**GOAL OF THE EXERCISE**:
Scan the records for the word "shall". Copy each line that includes it.

-- START MATERIALS PROVIDED --

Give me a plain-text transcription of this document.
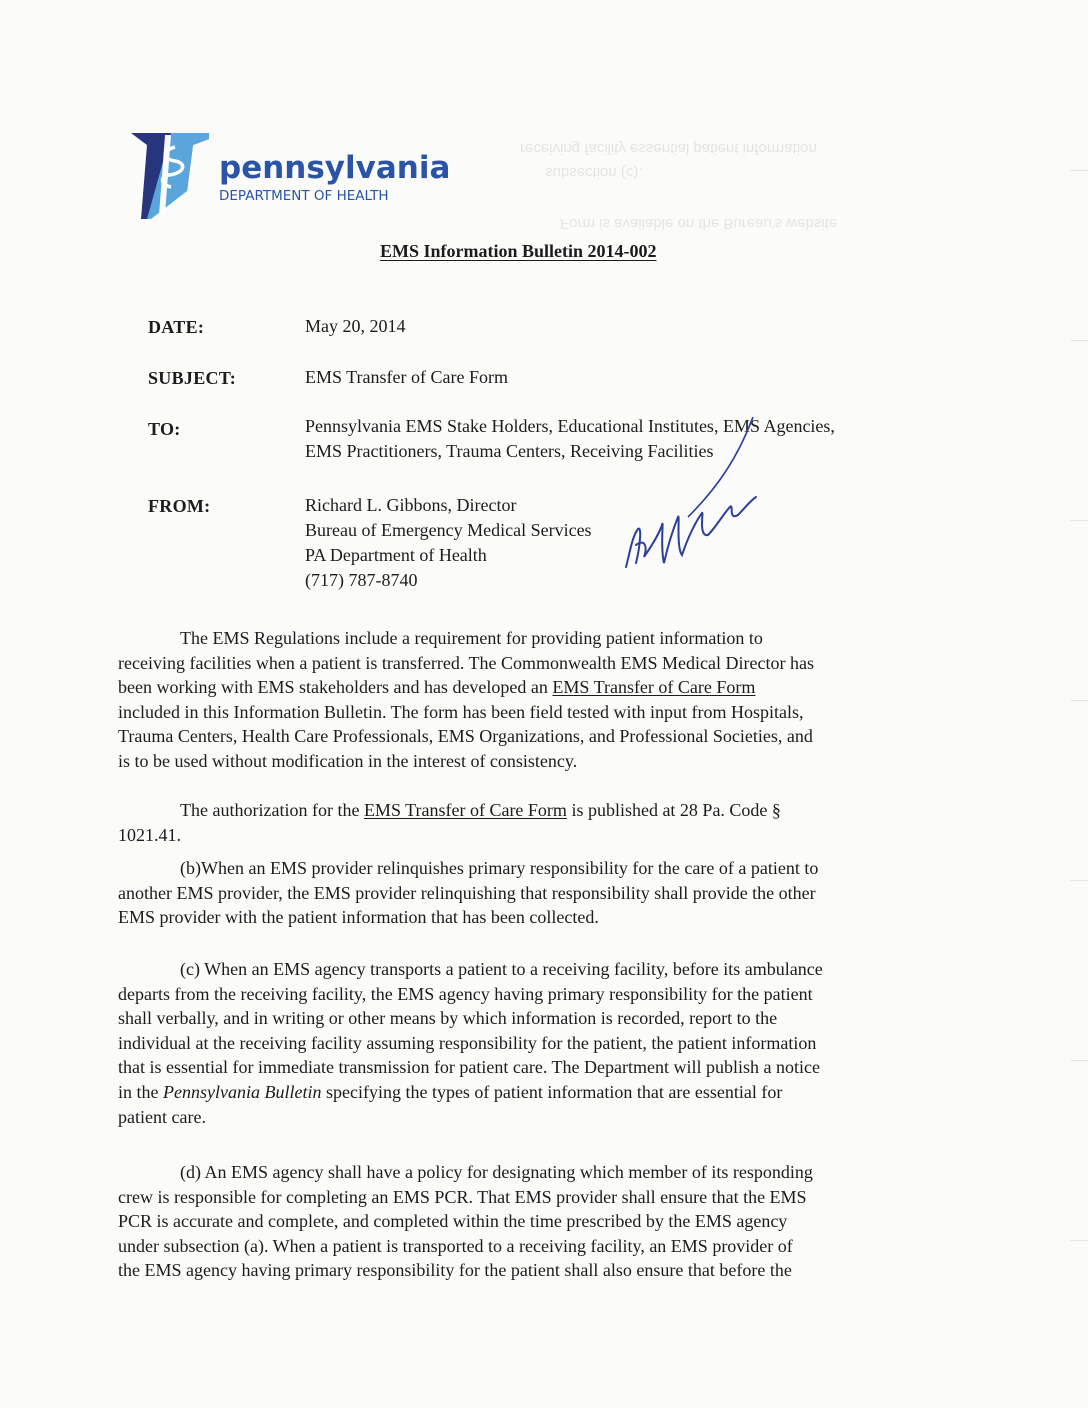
receiving facility essential patient information
subsection (c).
Form is available on the Bureau's website
pennsylvania
DEPARTMENT OF HEALTH
EMS Information Bulletin 2014-002
DATE:	May 20, 2014
SUBJECT:	EMS Transfer of Care Form
TO:	Pennsylvania EMS Stake Holders, Educational Institutes, EMS Agencies,
EMS Practitioners, Trauma Centers, Receiving Facilities
FROM:	Richard L. Gibbons, Director
Bureau of Emergency Medical Services
PA Department of Health
(717) 787-8740
The EMS Regulations include a requirement for providing patient information to
receiving facilities when a patient is transferred. The Commonwealth EMS Medical Director has
been working with EMS stakeholders and has developed an EMS Transfer of Care Form
included in this Information Bulletin. The form has been field tested with input from Hospitals,
Trauma Centers, Health Care Professionals, EMS Organizations, and Professional Societies, and
is to be used without modification in the interest of consistency.
The authorization for the EMS Transfer of Care Form is published at 28 Pa. Code §
1021.41.
(b)When an EMS provider relinquishes primary responsibility for the care of a patient to
another EMS provider, the EMS provider relinquishing that responsibility shall provide the other
EMS provider with the patient information that has been collected.
(c) When an EMS agency transports a patient to a receiving facility, before its ambulance
departs from the receiving facility, the EMS agency having primary responsibility for the patient
shall verbally, and in writing or other means by which information is recorded, report to the
individual at the receiving facility assuming responsibility for the patient, the patient information
that is essential for immediate transmission for patient care. The Department will publish a notice
in the Pennsylvania Bulletin specifying the types of patient information that are essential for
patient care.
(d) An EMS agency shall have a policy for designating which member of its responding
crew is responsible for completing an EMS PCR. That EMS provider shall ensure that the EMS
PCR is accurate and complete, and completed within the time prescribed by the EMS agency
under subsection (a). When a patient is transported to a receiving facility, an EMS provider of
the EMS agency having primary responsibility for the patient shall also ensure that before the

-- END MATERIALS PROVIDED --

**TASK RESULT**:
another EMS provider, the EMS provider relinquishing that responsibility shall provide the other
shall verbally, and in writing or other means by which information is recorded, report to the
(d) An EMS agency shall have a policy for designating which member of its responding
crew is responsible for completing an EMS PCR. That EMS provider shall ensure that the EMS
the EMS agency having primary responsibility for the patient shall also ensure that before the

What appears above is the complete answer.